Starting with the line that contains "Serialize everything readable", copy each line exactly through the end of the listing, and omit all pictures.

GIVEN INFORMATION:
···
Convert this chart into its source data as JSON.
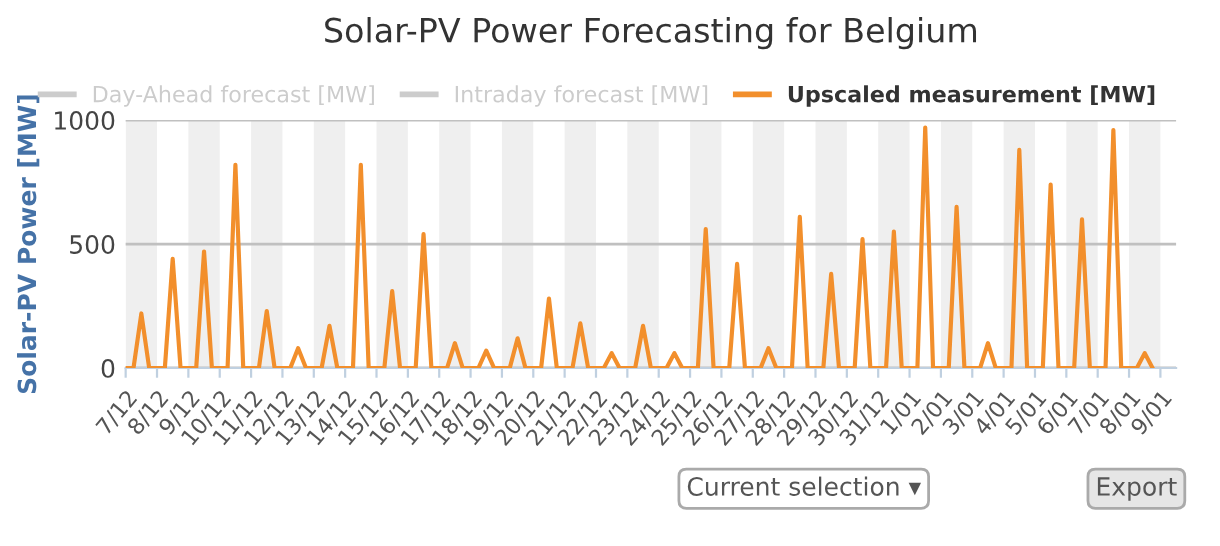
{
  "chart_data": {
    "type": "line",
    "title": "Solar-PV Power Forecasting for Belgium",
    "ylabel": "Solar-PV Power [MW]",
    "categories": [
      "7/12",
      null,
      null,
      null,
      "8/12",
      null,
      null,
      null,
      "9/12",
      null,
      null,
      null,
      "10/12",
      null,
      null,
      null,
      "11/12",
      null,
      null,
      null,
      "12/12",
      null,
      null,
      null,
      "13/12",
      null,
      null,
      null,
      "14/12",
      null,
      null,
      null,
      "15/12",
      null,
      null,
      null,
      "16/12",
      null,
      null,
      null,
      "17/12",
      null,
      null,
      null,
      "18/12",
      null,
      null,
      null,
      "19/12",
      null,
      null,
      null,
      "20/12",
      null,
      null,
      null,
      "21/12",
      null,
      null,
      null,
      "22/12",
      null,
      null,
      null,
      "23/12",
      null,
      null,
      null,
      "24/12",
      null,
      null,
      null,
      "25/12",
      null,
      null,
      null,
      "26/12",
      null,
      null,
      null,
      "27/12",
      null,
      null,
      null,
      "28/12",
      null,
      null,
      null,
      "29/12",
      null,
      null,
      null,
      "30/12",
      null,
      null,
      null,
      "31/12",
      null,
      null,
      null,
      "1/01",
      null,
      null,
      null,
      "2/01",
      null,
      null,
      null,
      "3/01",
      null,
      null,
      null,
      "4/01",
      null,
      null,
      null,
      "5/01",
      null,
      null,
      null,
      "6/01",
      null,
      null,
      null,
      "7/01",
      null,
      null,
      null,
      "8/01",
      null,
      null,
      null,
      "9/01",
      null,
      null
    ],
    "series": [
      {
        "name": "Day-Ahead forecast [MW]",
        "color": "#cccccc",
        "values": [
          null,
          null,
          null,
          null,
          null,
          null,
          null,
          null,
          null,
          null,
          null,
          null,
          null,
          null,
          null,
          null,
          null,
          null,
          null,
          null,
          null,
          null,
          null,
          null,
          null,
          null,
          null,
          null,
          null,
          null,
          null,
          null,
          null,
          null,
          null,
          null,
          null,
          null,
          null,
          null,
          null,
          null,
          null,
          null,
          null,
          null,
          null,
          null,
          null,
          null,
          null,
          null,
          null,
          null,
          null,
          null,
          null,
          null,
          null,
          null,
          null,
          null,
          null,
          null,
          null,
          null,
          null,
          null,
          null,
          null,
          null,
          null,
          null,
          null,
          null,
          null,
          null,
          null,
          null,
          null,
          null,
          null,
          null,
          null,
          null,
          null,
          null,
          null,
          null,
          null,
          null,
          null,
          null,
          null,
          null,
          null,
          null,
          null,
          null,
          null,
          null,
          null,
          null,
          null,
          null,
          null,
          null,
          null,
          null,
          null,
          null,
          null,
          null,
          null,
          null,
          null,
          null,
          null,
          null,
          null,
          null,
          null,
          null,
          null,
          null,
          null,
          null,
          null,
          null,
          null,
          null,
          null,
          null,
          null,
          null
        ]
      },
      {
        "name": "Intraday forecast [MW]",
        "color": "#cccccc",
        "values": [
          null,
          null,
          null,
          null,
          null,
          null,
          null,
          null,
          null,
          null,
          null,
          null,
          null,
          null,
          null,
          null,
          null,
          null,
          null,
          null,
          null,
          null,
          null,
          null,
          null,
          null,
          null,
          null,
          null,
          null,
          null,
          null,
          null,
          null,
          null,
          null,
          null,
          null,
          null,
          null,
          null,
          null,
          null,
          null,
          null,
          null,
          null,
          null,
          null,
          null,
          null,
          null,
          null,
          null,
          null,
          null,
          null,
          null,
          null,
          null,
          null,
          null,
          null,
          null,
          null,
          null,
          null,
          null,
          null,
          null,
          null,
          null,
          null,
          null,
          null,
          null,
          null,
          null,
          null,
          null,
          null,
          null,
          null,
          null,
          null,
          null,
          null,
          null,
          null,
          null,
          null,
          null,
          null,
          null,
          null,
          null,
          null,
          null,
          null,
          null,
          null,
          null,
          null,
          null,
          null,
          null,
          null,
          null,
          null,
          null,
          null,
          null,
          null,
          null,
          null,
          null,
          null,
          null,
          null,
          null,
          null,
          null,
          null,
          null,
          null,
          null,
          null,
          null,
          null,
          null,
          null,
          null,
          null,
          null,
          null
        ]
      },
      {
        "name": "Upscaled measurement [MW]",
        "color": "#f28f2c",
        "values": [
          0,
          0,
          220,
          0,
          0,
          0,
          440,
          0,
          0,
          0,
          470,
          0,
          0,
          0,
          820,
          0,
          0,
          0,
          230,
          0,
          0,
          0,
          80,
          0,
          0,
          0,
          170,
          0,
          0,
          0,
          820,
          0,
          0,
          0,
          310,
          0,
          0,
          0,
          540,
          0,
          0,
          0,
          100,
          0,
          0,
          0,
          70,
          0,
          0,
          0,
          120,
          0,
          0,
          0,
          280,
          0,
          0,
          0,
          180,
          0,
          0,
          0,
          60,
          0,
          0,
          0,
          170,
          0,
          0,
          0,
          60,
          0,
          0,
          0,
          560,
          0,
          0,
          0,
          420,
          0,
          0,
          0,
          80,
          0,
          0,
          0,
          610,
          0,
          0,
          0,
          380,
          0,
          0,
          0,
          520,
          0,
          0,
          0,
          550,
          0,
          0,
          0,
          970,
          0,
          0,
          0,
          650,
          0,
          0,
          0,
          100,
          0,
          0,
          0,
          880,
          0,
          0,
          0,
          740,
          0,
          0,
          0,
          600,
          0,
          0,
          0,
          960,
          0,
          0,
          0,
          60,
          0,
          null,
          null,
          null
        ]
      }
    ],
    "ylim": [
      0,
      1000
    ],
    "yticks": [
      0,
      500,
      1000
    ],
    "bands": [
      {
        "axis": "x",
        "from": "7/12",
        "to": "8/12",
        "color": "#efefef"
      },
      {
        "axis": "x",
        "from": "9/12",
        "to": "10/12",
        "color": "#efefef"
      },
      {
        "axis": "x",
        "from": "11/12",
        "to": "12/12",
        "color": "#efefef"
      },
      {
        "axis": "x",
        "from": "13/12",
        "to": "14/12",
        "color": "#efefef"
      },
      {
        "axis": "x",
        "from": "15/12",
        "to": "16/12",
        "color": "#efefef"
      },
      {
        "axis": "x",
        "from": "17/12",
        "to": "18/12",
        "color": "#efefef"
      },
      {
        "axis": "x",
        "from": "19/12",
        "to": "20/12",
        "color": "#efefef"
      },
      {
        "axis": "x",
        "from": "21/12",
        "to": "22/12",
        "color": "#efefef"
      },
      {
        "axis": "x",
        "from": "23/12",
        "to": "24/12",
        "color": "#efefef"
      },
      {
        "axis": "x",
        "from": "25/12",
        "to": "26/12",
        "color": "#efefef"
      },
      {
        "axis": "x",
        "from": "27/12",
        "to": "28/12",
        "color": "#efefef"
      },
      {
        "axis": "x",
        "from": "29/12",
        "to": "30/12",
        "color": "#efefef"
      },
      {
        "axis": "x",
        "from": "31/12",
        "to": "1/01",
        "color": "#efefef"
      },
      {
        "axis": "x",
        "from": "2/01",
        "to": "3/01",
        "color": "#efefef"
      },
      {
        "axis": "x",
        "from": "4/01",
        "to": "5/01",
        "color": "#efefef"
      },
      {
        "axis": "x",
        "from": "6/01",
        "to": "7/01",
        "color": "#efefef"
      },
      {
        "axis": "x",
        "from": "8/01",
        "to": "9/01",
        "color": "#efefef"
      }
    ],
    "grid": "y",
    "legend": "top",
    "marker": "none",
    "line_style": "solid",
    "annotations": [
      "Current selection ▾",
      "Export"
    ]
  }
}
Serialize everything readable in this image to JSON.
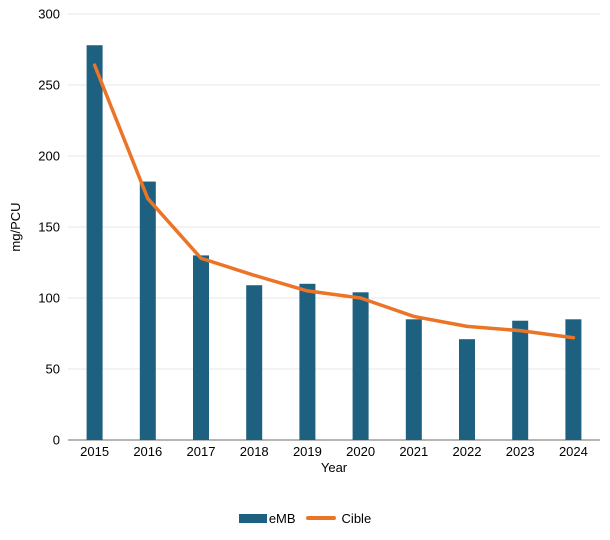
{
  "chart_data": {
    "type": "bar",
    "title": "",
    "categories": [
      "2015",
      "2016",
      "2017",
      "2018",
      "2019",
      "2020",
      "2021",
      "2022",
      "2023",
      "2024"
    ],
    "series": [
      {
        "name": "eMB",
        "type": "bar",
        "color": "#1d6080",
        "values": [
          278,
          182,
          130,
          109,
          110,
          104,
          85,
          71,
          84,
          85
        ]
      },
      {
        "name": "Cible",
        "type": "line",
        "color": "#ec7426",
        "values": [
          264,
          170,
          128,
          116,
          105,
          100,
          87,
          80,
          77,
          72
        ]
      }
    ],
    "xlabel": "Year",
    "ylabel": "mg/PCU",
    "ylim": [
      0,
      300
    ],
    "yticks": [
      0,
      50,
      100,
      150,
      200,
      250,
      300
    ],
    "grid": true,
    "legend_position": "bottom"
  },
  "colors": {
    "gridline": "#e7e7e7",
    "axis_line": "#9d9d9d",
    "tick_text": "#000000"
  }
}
···
FULL SOLUTION:
Serialize everything readable in this image to JSON.
{
  "chart_data": {
    "type": "bar",
    "title": "",
    "categories": [
      "2015",
      "2016",
      "2017",
      "2018",
      "2019",
      "2020",
      "2021",
      "2022",
      "2023",
      "2024"
    ],
    "series": [
      {
        "name": "eMB",
        "type": "bar",
        "color": "#1d6080",
        "values": [
          278,
          182,
          130,
          109,
          110,
          104,
          85,
          71,
          84,
          85
        ]
      },
      {
        "name": "Cible",
        "type": "line",
        "color": "#ec7426",
        "values": [
          264,
          170,
          128,
          116,
          105,
          100,
          87,
          80,
          77,
          72
        ]
      }
    ],
    "xlabel": "Year",
    "ylabel": "mg/PCU",
    "ylim": [
      0,
      300
    ],
    "yticks": [
      0,
      50,
      100,
      150,
      200,
      250,
      300
    ],
    "grid": true,
    "legend_position": "bottom"
  },
  "colors": {
    "gridline": "#e7e7e7",
    "axis_line": "#9d9d9d",
    "tick_text": "#000000"
  }
}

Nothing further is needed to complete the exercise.